Canada: Corporate Governance Paper Board Minute - Confidentiality ‐ An Important Commercial Interest

Last Updated: November 25 2010
Article by Chris J. Matthews

The 2009 decision of Justice Wilton‐Siegel of the Ontario Superior Court in iSRM Global Master Fund Limited Partnership v. Hudbay Minerals Inc.1 is notable for its recognition of the inherent confidentiality of board minutes. At the same time, however, it is clear that, despite this recognition, it will be very difficult to protect that confidentiality once the minutes become an issue in litigation.

Regardless of whether you believe the workings of a board of directors should be open and transparent, or shrouded from view, some level of confidentiality in a board's deliberations will always be important.

In Hudbay, Justice Wilton‐Siegel said the following about why this is important:

Although I agree with the applicants that no privilege attaches at law to such minutes, I think this is an important commercial interest. The board of directors of a corporation is charged with the responsibility to manage the corporation. The directors must be able to conduct open and frank discussions if they are to discharge their responsibilities to the corporation and the shareholders. In the ordinary course, it is certainly arguable that, for this reason, disclosure of minutes of board meetings and related notes of participants, would give rise to a serious risk to an important commercial interest.

Region boundary data:

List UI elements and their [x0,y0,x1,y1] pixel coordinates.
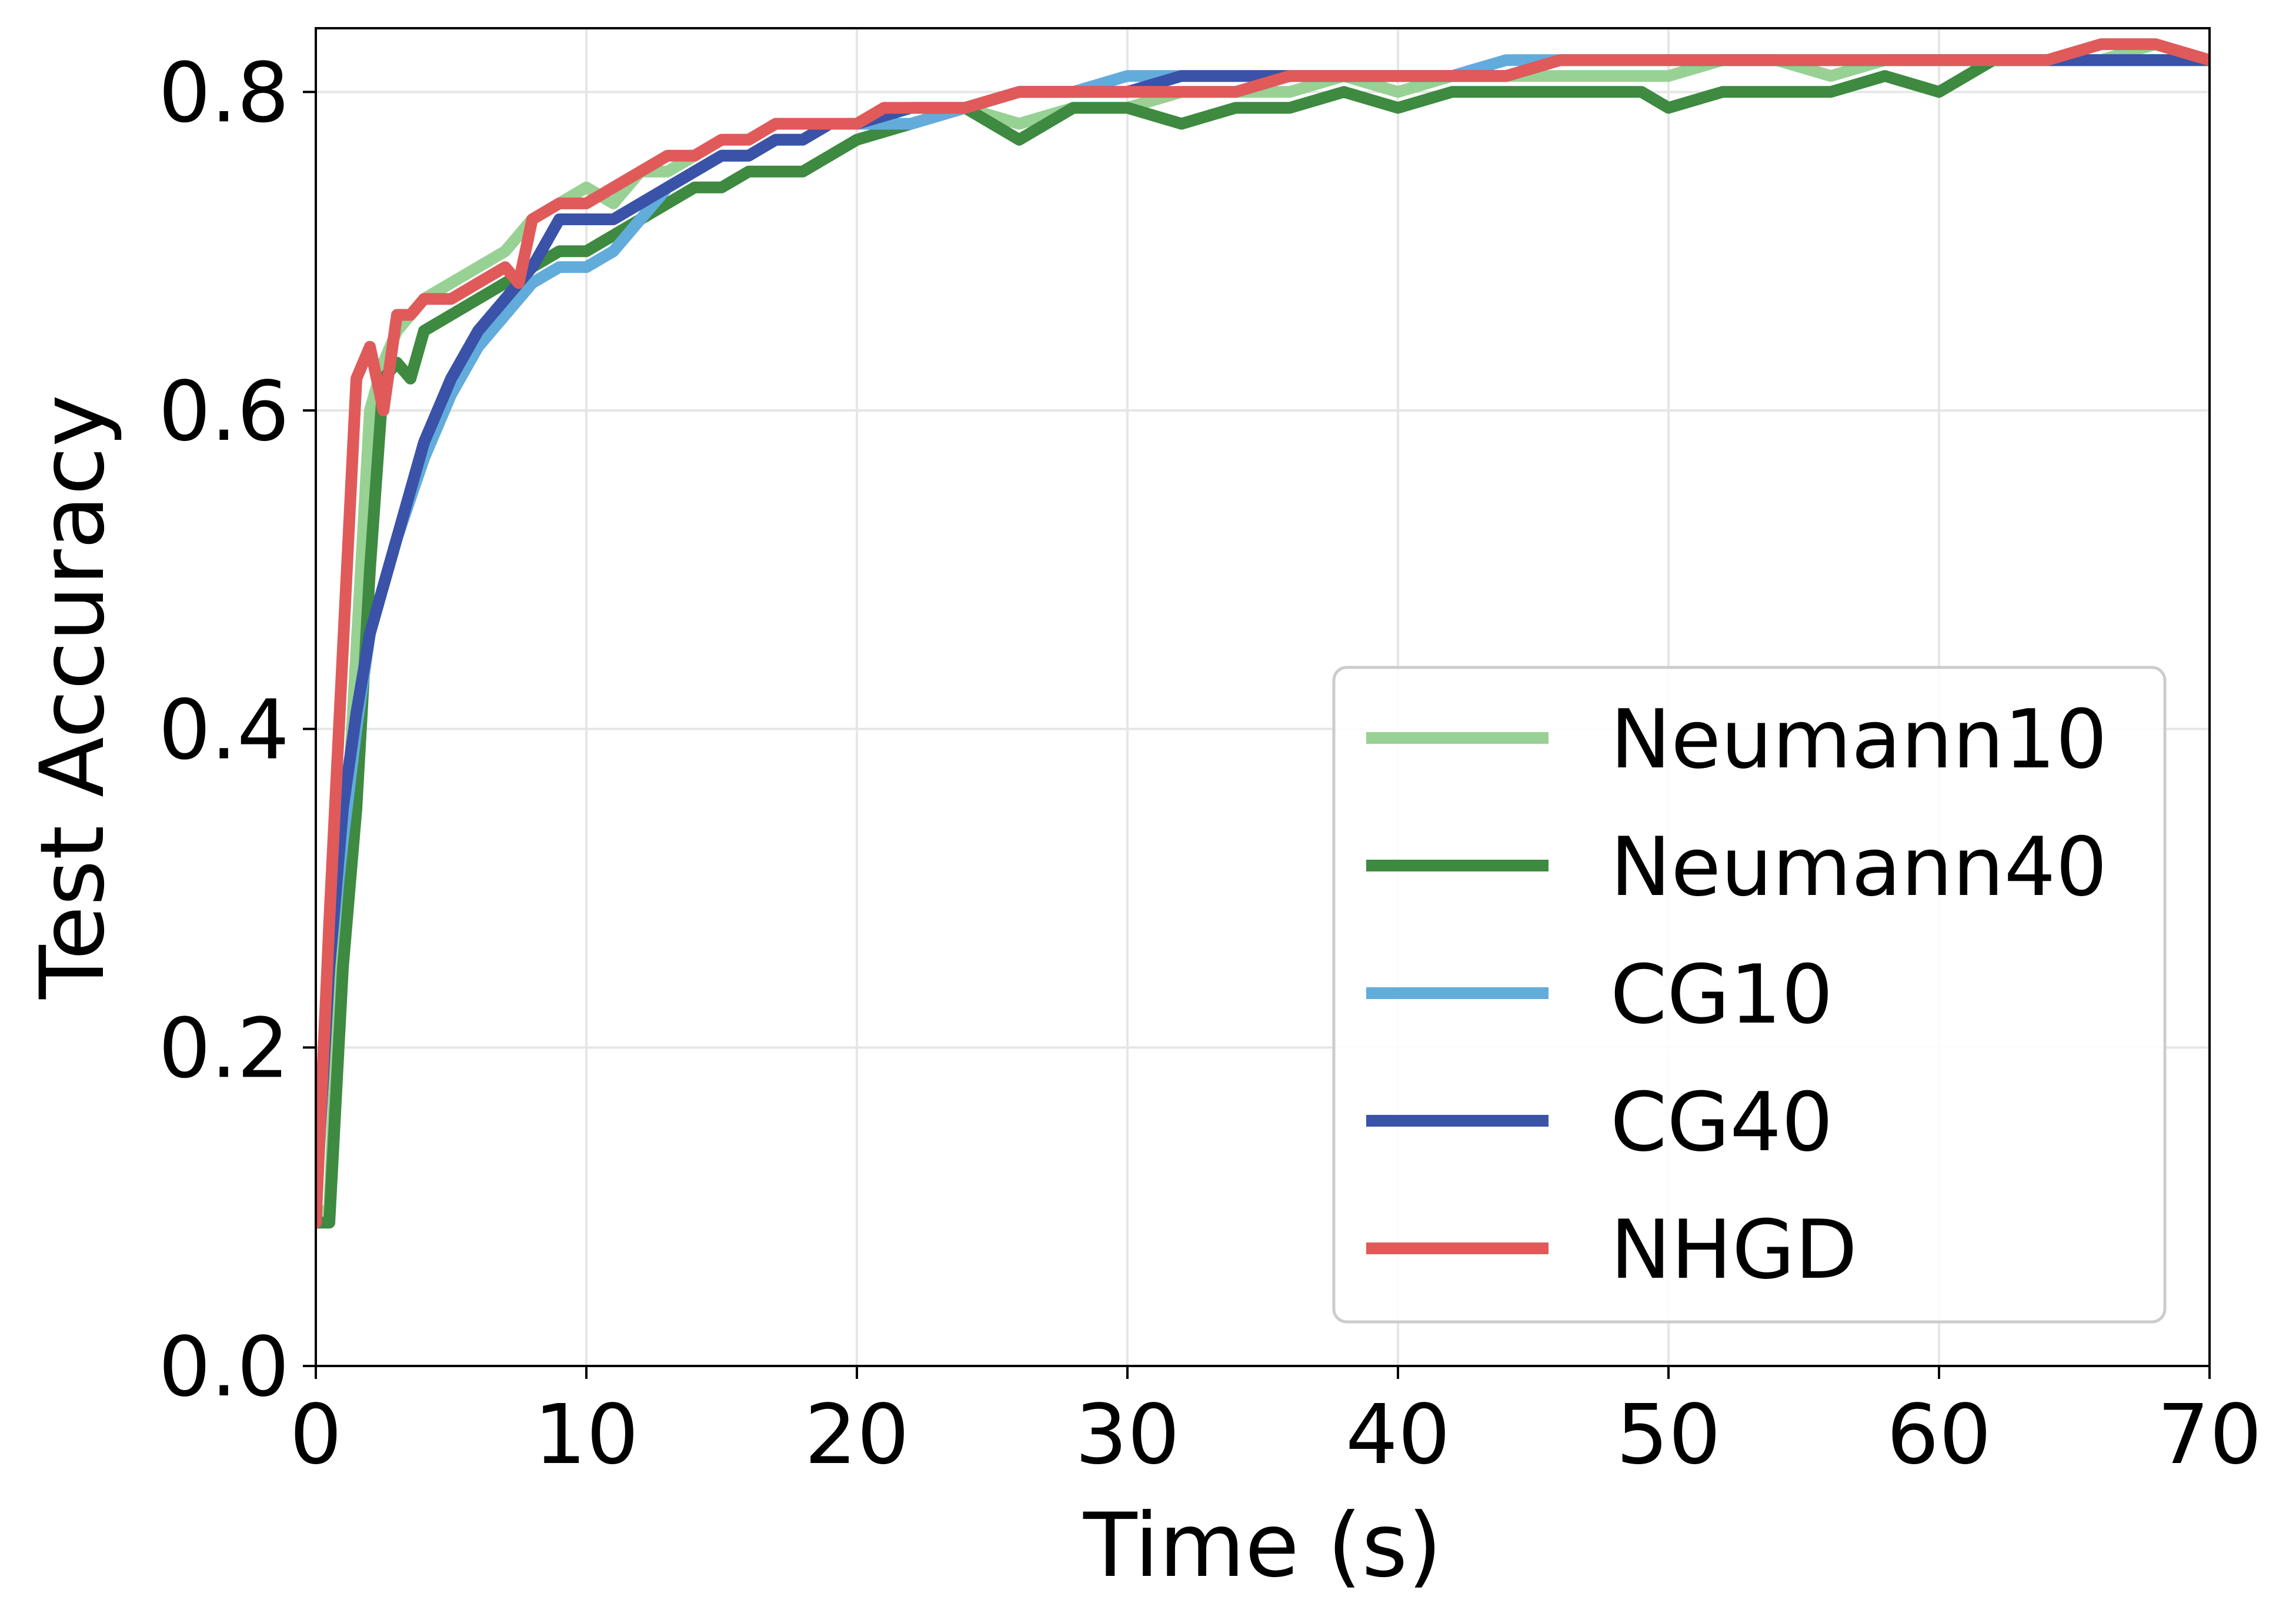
y-tick-label: 0.8 [158,45,289,141]
legend-box [1332,666,2167,1324]
x-tick-label: 40 [1346,1387,1450,1483]
legend: Neumann10 Neumann40 CG10 CG40 NHGD [1332,666,2167,1324]
y-tick-label: 0.2 [158,1001,289,1097]
y-axis: 0.0 0.2 0.4 0.6 0.8 [158,45,316,1415]
series-group [316,38,2210,1229]
legend-label: CG10 [1610,947,1833,1042]
y-axis-label: Test Accuracy [22,395,124,1000]
legend-label: Neumann10 [1610,692,2107,787]
x-tick-label: 0 [289,1387,342,1483]
legend-label: NHGD [1610,1203,1857,1297]
y-tick-label: 0.6 [158,364,289,460]
x-tick-label: 70 [2157,1387,2262,1483]
legend-label: CG40 [1610,1075,1833,1170]
y-tick-label: 0.4 [158,683,289,779]
series-line-nhgd [316,38,2210,1229]
x-axis-label: Time (s) [1083,1495,1442,1597]
plot-frame [315,27,2211,1367]
x-axis: 0 10 20 30 40 50 60 70 [289,1366,2262,1483]
x-tick-label: 50 [1616,1387,1721,1483]
x-tick-label: 60 [1887,1387,1991,1483]
y-tick-label: 0.0 [158,1320,289,1415]
x-tick-label: 20 [805,1387,909,1483]
x-tick-label: 30 [1075,1387,1180,1483]
legend-label: Neumann40 [1610,820,2107,914]
x-tick-label: 10 [534,1387,639,1483]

Exercise set:
**a)** Which organizations does the article on board minutes name, counting both courts and companies?
**b)** How many lines of the rows contain the string "axis"? Give only the number.

Outputs by task:
**a)**
- Ontario Superior Court
- iSRM Global Master Fund Limited Partnership
- Hudbay Minerals Inc.

**b)** 4